**Goal:**
Pull every line containing "REMUX" from the entries.

**Records supplied:**
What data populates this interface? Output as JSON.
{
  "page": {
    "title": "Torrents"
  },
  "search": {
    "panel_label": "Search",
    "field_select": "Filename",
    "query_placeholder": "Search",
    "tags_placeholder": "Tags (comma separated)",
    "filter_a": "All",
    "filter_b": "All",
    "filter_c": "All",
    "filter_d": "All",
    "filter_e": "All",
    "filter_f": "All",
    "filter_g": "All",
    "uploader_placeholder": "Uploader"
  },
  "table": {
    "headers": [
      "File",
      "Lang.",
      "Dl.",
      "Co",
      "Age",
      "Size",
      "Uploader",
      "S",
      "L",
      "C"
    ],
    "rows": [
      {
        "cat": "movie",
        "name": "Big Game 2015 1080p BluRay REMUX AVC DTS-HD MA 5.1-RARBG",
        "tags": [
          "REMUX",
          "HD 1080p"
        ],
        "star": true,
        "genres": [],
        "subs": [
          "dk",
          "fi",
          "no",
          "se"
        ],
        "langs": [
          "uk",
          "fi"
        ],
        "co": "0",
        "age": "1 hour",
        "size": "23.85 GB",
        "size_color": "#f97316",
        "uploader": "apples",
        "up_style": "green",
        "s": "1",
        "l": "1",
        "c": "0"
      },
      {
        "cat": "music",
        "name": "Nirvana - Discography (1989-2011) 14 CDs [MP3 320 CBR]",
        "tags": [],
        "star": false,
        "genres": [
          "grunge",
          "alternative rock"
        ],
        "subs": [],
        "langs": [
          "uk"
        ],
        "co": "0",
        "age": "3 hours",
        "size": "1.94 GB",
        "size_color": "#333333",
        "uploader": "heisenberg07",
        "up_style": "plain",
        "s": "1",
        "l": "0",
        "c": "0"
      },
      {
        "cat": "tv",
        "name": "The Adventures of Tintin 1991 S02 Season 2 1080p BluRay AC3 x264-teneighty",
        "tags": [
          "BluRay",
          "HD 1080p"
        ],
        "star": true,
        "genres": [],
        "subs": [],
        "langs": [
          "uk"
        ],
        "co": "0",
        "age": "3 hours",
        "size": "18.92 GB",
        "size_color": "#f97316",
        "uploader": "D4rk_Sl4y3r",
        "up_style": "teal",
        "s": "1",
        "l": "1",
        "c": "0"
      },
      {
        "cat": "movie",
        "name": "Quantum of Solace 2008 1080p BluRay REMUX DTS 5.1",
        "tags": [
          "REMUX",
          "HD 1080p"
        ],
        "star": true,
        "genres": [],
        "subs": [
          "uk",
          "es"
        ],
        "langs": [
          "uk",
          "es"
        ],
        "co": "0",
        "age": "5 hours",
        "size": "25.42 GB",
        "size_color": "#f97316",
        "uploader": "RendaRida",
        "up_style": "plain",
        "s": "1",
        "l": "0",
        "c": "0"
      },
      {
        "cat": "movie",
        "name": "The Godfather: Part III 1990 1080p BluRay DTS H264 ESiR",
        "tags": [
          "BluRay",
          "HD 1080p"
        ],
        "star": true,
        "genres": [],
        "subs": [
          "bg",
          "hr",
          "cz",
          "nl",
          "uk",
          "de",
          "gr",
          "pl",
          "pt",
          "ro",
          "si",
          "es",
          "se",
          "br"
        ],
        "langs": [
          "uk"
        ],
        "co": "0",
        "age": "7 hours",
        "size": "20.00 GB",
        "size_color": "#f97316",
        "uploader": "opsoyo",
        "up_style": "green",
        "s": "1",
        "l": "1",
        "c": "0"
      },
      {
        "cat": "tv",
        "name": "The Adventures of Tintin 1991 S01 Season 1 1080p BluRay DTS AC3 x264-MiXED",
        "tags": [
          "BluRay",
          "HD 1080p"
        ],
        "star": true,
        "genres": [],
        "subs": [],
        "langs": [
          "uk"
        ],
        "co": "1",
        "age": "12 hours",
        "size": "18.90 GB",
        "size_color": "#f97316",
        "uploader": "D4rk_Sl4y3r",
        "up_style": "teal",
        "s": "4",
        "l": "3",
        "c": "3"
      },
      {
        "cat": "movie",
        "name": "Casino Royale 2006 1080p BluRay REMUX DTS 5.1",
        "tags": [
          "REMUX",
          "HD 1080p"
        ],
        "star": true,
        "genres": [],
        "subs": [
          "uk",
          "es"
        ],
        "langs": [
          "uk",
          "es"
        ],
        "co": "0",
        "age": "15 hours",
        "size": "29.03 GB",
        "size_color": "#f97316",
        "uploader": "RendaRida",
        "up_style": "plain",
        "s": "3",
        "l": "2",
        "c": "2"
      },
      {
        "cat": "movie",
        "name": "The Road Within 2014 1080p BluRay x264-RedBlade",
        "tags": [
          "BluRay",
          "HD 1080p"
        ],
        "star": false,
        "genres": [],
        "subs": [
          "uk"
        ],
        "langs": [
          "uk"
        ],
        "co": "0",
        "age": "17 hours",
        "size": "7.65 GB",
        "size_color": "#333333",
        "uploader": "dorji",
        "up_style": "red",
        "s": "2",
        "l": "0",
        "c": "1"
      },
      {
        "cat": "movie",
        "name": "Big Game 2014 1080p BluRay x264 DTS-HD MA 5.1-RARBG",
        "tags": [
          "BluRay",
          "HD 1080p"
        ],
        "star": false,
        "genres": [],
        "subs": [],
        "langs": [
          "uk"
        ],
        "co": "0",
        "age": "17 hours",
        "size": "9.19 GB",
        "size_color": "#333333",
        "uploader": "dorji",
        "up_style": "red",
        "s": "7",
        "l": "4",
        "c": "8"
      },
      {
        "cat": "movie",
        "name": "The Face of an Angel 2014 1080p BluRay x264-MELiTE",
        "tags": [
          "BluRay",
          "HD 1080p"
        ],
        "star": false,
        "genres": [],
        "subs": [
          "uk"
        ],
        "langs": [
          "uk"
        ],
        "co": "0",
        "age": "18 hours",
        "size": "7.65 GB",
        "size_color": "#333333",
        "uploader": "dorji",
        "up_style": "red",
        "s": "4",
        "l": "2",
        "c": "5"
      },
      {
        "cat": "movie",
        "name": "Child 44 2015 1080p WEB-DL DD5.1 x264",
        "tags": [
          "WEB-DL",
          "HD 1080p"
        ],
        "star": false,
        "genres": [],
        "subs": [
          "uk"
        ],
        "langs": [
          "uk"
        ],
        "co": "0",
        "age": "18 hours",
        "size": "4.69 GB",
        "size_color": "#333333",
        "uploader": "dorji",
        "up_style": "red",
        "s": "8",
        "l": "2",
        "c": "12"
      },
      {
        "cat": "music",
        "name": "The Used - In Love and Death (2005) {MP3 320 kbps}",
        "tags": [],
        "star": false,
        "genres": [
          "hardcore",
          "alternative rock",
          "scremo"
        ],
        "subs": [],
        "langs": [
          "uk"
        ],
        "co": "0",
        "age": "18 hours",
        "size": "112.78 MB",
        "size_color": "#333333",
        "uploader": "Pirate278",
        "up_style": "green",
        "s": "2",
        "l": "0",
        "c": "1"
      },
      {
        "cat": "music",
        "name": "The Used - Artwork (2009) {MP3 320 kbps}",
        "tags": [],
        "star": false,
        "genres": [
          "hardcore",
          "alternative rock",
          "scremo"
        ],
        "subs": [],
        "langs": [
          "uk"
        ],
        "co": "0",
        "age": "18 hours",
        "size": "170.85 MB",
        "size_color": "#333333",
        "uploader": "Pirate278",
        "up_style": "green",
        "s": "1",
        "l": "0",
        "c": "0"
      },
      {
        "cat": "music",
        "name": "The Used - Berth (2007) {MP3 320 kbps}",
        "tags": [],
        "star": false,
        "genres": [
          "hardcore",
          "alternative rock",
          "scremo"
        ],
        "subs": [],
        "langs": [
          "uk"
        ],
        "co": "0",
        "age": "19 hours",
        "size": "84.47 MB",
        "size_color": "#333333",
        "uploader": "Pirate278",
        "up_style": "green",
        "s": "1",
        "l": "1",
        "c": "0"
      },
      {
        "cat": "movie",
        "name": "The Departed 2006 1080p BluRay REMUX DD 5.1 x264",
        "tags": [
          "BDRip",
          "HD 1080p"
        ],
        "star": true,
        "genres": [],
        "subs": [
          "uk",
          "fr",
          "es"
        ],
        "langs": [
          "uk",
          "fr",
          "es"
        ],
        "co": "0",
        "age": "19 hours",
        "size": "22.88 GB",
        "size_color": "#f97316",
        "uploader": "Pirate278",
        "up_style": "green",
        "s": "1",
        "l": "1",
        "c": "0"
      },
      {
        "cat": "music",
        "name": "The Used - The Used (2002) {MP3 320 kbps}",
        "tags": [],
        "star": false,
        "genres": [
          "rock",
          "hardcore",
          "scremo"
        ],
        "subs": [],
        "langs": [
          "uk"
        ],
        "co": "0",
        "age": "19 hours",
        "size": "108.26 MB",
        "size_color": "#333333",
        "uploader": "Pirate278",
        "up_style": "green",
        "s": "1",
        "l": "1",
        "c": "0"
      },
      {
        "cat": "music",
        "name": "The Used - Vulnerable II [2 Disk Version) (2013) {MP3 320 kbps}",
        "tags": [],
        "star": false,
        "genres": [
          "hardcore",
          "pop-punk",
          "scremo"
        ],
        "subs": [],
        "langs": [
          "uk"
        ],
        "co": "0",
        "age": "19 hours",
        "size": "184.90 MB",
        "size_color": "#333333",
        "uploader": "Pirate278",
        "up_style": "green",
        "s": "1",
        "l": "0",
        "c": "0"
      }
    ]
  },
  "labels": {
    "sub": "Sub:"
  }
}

**Written answer:**
        "name": "Big Game 2015 1080p BluRay REMUX AVC DTS-HD MA 5.1-RARBG",
          "REMUX",
        "name": "Quantum of Solace 2008 1080p BluRay REMUX DTS 5.1",
          "REMUX",
        "name": "Casino Royale 2006 1080p BluRay REMUX DTS 5.1",
          "REMUX",
        "name": "The Departed 2006 1080p BluRay REMUX DD 5.1 x264",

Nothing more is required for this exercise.